**** Given entries ****

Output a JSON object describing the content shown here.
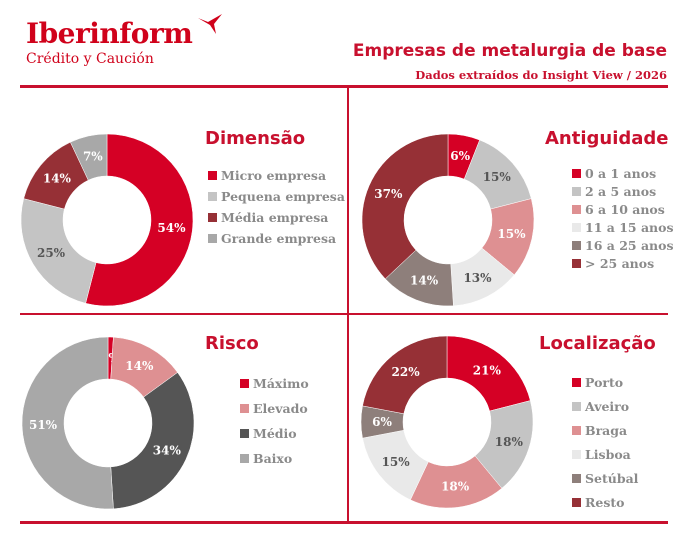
{
  "brand": {
    "name": "Iberinform",
    "subtitle": "Crédito y Caución",
    "color": "#d0021b"
  },
  "header": {
    "title": "Empresas de metalurgia de base",
    "subtitle": "Dados extraídos do Insight View / 2026"
  },
  "chart_data": [
    {
      "id": "dimensao",
      "type": "pie",
      "donut": true,
      "title": "Dimensão",
      "categories": [
        "Micro empresa",
        "Pequena empresa",
        "Média empresa",
        "Grande empresa"
      ],
      "values": [
        54,
        25,
        14,
        7
      ],
      "labels": [
        "54%",
        "25%",
        "14%",
        "7%"
      ],
      "colors": [
        "#d50025",
        "#c4c4c4",
        "#963036",
        "#a8a8a8"
      ],
      "label_colors": [
        "#ffffff",
        "#555555",
        "#ffffff",
        "#ffffff"
      ],
      "legend": "right"
    },
    {
      "id": "antiguidade",
      "type": "pie",
      "donut": true,
      "title": "Antiguidade",
      "categories": [
        "0 a 1 anos",
        "2 a 5 anos",
        "6 a 10 anos",
        "11 a 15 anos",
        "16 a 25 anos",
        "> 25 anos"
      ],
      "values": [
        6,
        15,
        15,
        13,
        14,
        37
      ],
      "labels": [
        "6%",
        "15%",
        "15%",
        "13%",
        "14%",
        "37%"
      ],
      "colors": [
        "#d50025",
        "#c4c4c4",
        "#de9092",
        "#e9e9e9",
        "#8e7f7b",
        "#963036"
      ],
      "label_colors": [
        "#ffffff",
        "#555555",
        "#ffffff",
        "#555555",
        "#ffffff",
        "#ffffff"
      ],
      "legend": "right"
    },
    {
      "id": "risco",
      "type": "pie",
      "donut": true,
      "title": "Risco",
      "categories": [
        "Máximo",
        "Elevado",
        "Médio",
        "Baixo"
      ],
      "values": [
        1,
        14,
        34,
        51
      ],
      "labels": [
        "1%",
        "14%",
        "34%",
        "51%"
      ],
      "colors": [
        "#d50025",
        "#de9092",
        "#555555",
        "#a8a8a8"
      ],
      "label_colors": [
        "#ffffff",
        "#ffffff",
        "#ffffff",
        "#ffffff"
      ],
      "legend": "right"
    },
    {
      "id": "localizacao",
      "type": "pie",
      "donut": true,
      "title": "Localização",
      "categories": [
        "Porto",
        "Aveiro",
        "Braga",
        "Lisboa",
        "Setúbal",
        "Resto"
      ],
      "values": [
        21,
        18,
        18,
        15,
        6,
        22
      ],
      "labels": [
        "21%",
        "18%",
        "18%",
        "15%",
        "6%",
        "22%"
      ],
      "colors": [
        "#d50025",
        "#c4c4c4",
        "#de9092",
        "#e9e9e9",
        "#8e7f7b",
        "#963036"
      ],
      "label_colors": [
        "#ffffff",
        "#555555",
        "#ffffff",
        "#555555",
        "#ffffff",
        "#ffffff"
      ],
      "legend": "right"
    }
  ]
}
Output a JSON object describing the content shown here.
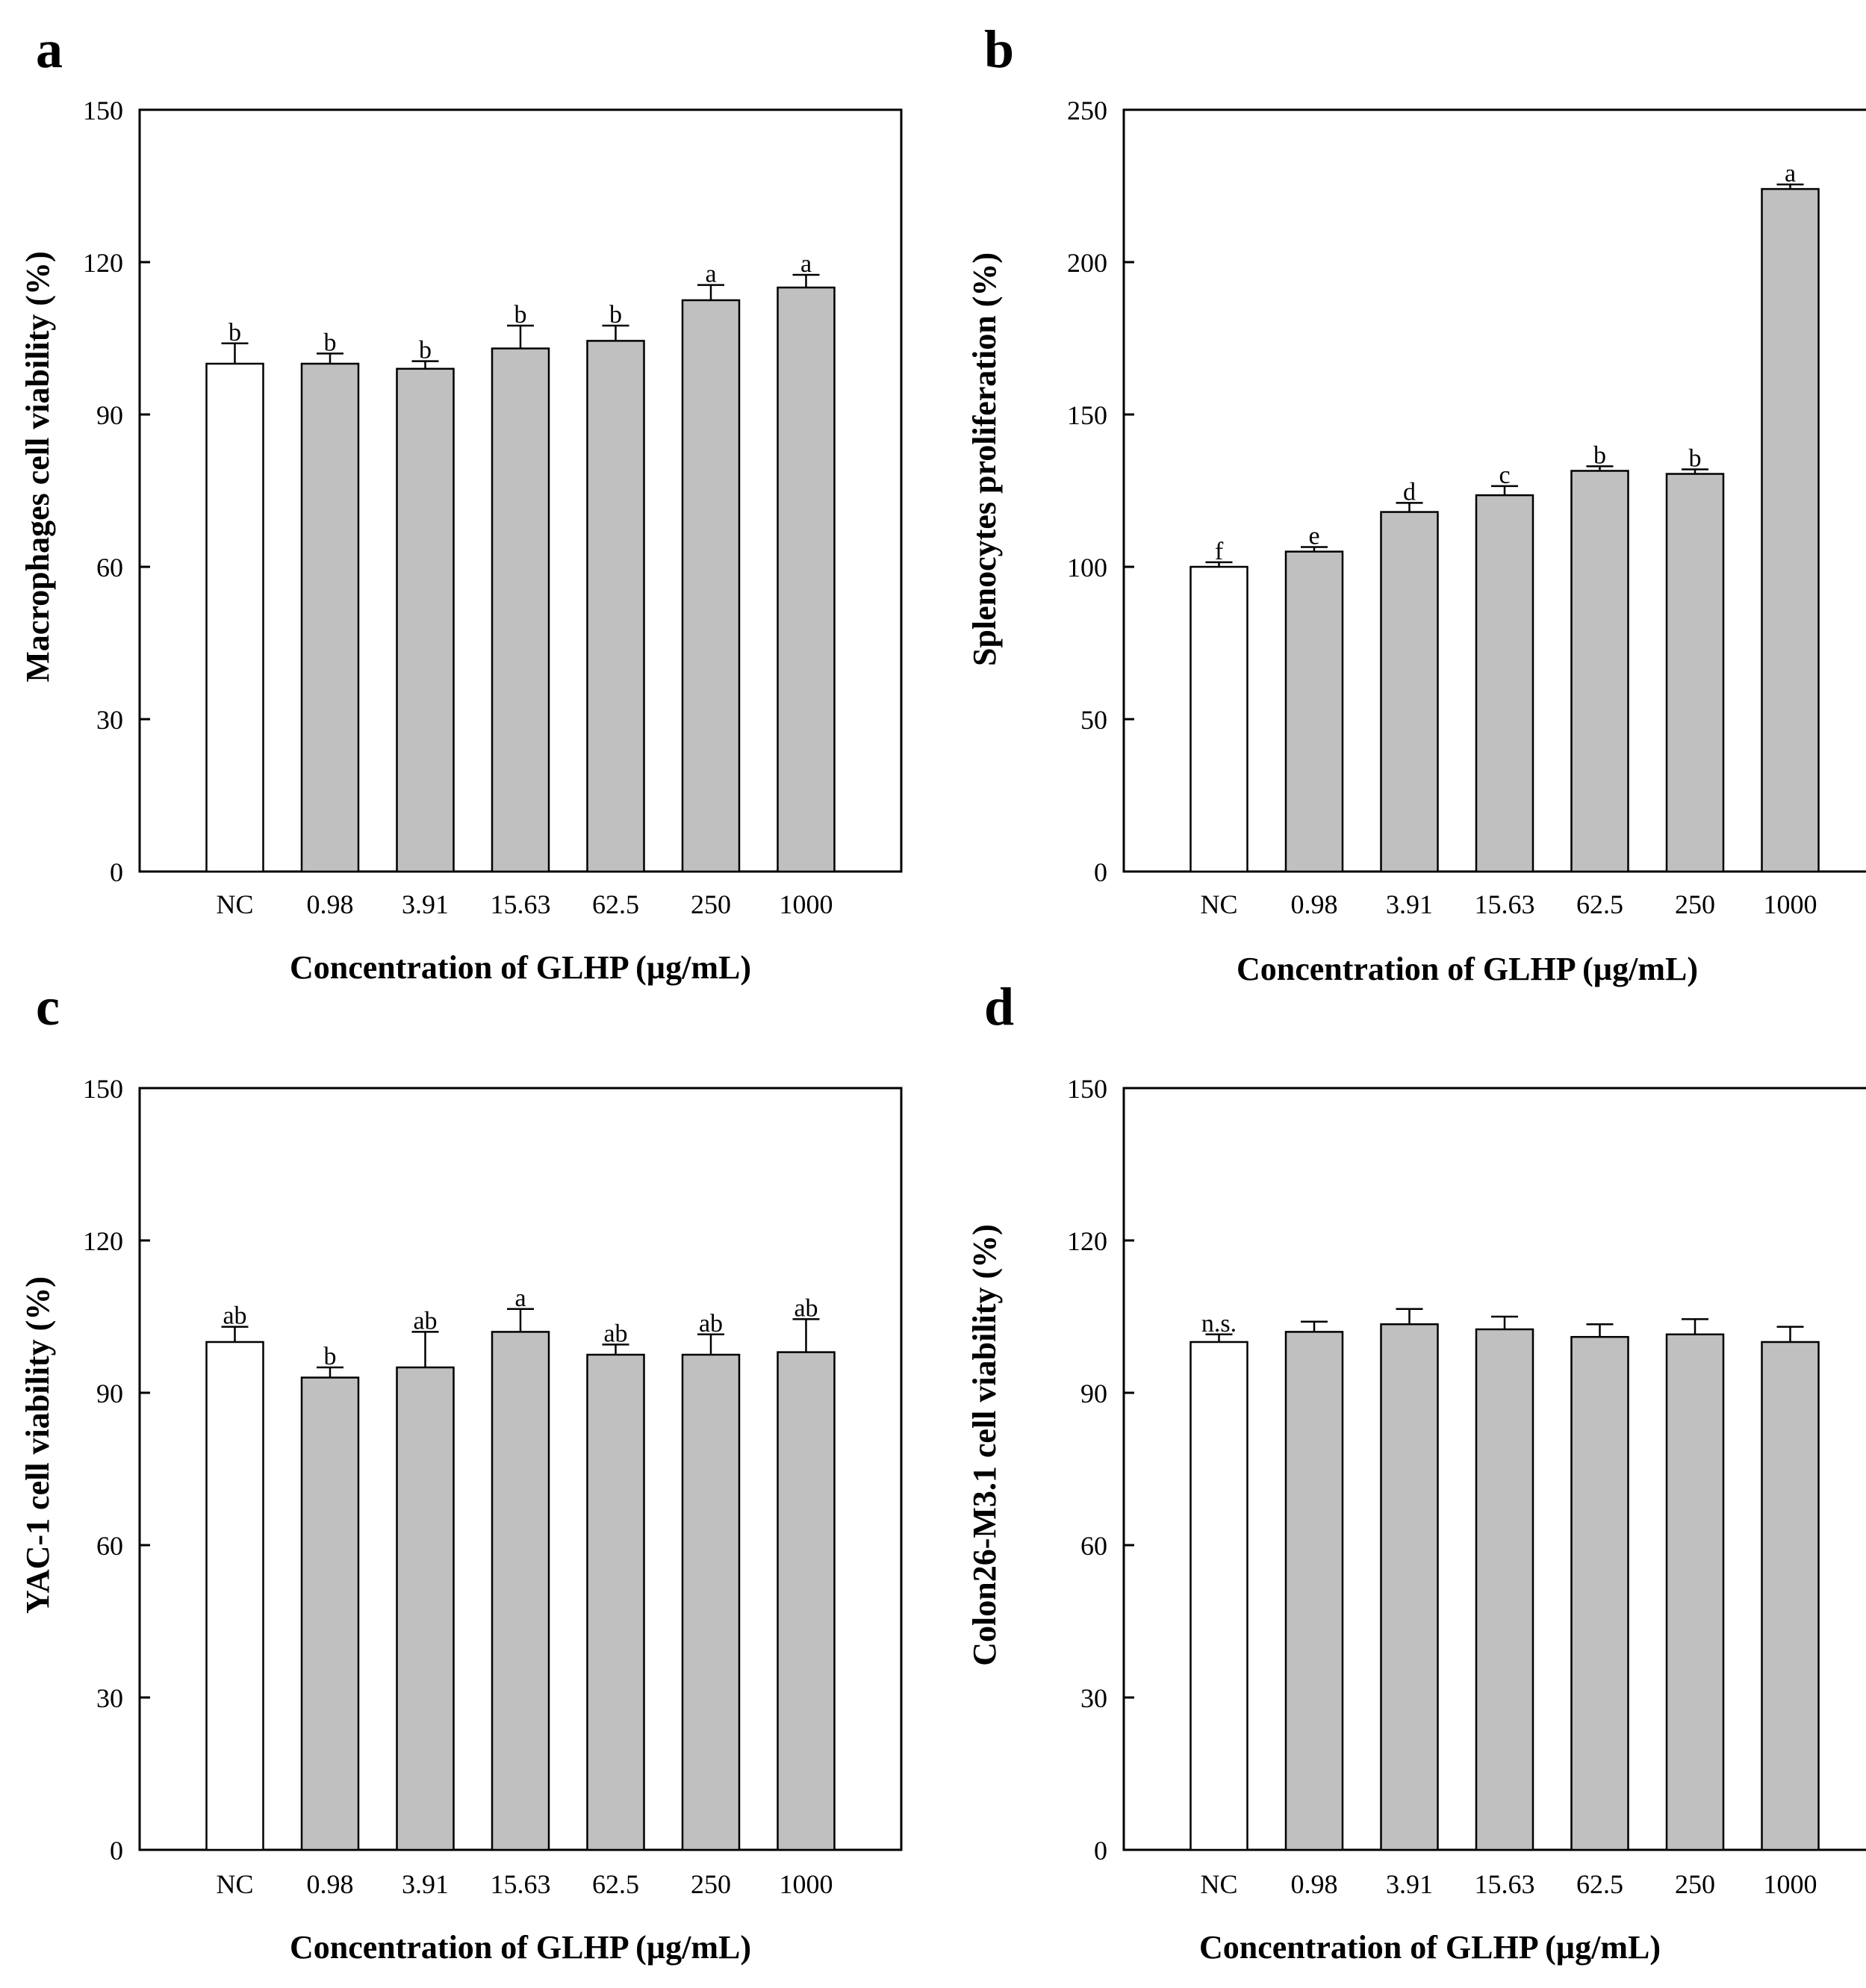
{
  "chart_data": [
    {
      "panel": "a",
      "type": "bar",
      "categories": [
        "NC",
        "0.98",
        "3.91",
        "15.63",
        "62.5",
        "250",
        "1000"
      ],
      "values": [
        100,
        100,
        99,
        103,
        104.5,
        112.5,
        115
      ],
      "errors": [
        4,
        2,
        1.5,
        4.5,
        3,
        3,
        2.5
      ],
      "significance": [
        "b",
        "b",
        "b",
        "b",
        "b",
        "a",
        "a"
      ],
      "bar_colors": [
        "#ffffff",
        "#c0c0c0",
        "#c0c0c0",
        "#c0c0c0",
        "#c0c0c0",
        "#c0c0c0",
        "#c0c0c0"
      ],
      "xlabel": "Concentration of GLHP (µg/mL)",
      "ylabel": "Macrophages cell viability (%)",
      "ylim": [
        0,
        150
      ],
      "yticks": [
        0,
        30,
        60,
        90,
        120,
        150
      ]
    },
    {
      "panel": "b",
      "type": "bar",
      "categories": [
        "NC",
        "0.98",
        "3.91",
        "15.63",
        "62.5",
        "250",
        "1000"
      ],
      "values": [
        100,
        105,
        118,
        123.5,
        131.5,
        130.5,
        224
      ],
      "errors": [
        1.5,
        1.5,
        3,
        3,
        1.5,
        1.5,
        1.5
      ],
      "significance": [
        "f",
        "e",
        "d",
        "c",
        "b",
        "b",
        "a"
      ],
      "bar_colors": [
        "#ffffff",
        "#c0c0c0",
        "#c0c0c0",
        "#c0c0c0",
        "#c0c0c0",
        "#c0c0c0",
        "#c0c0c0"
      ],
      "xlabel": "Concentration of GLHP (µg/mL)",
      "ylabel": "Splenocytes proliferation (%)",
      "ylim": [
        0,
        250
      ],
      "yticks": [
        0,
        50,
        100,
        150,
        200,
        250
      ]
    },
    {
      "panel": "c",
      "type": "bar",
      "categories": [
        "NC",
        "0.98",
        "3.91",
        "15.63",
        "62.5",
        "250",
        "1000"
      ],
      "values": [
        100,
        93,
        95,
        102,
        97.5,
        97.5,
        98
      ],
      "errors": [
        3,
        2,
        7,
        4.5,
        2,
        4,
        6.5
      ],
      "significance": [
        "ab",
        "b",
        "ab",
        "a",
        "ab",
        "ab",
        "ab"
      ],
      "bar_colors": [
        "#ffffff",
        "#c0c0c0",
        "#c0c0c0",
        "#c0c0c0",
        "#c0c0c0",
        "#c0c0c0",
        "#c0c0c0"
      ],
      "xlabel": "Concentration of GLHP (µg/mL)",
      "ylabel": "YAC-1 cell viability (%)",
      "ylim": [
        0,
        150
      ],
      "yticks": [
        0,
        30,
        60,
        90,
        120,
        150
      ]
    },
    {
      "panel": "d",
      "type": "bar",
      "categories": [
        "NC",
        "0.98",
        "3.91",
        "15.63",
        "62.5",
        "250",
        "1000"
      ],
      "values": [
        100,
        102,
        103.5,
        102.5,
        101,
        101.5,
        100
      ],
      "errors": [
        1.5,
        2,
        3,
        2.5,
        2.5,
        3,
        3
      ],
      "significance": [
        "n.s.",
        "",
        "",
        "",
        "",
        "",
        ""
      ],
      "bar_colors": [
        "#ffffff",
        "#c0c0c0",
        "#c0c0c0",
        "#c0c0c0",
        "#c0c0c0",
        "#c0c0c0",
        "#c0c0c0"
      ],
      "xlabel": "Concentration of GLHP (µg/mL)",
      "ylabel": "Colon26-M3.1 cell viability (%)",
      "ylim": [
        0,
        150
      ],
      "yticks": [
        0,
        30,
        60,
        90,
        120,
        150
      ]
    }
  ]
}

****

Task:
Look for "cell" and pull out every line that has it.

Written solution:
      "ylabel": "Macrophages cell viability (%)",
      "ylabel": "YAC-1 cell viability (%)",
      "ylabel": "Colon26-M3.1 cell viability (%)",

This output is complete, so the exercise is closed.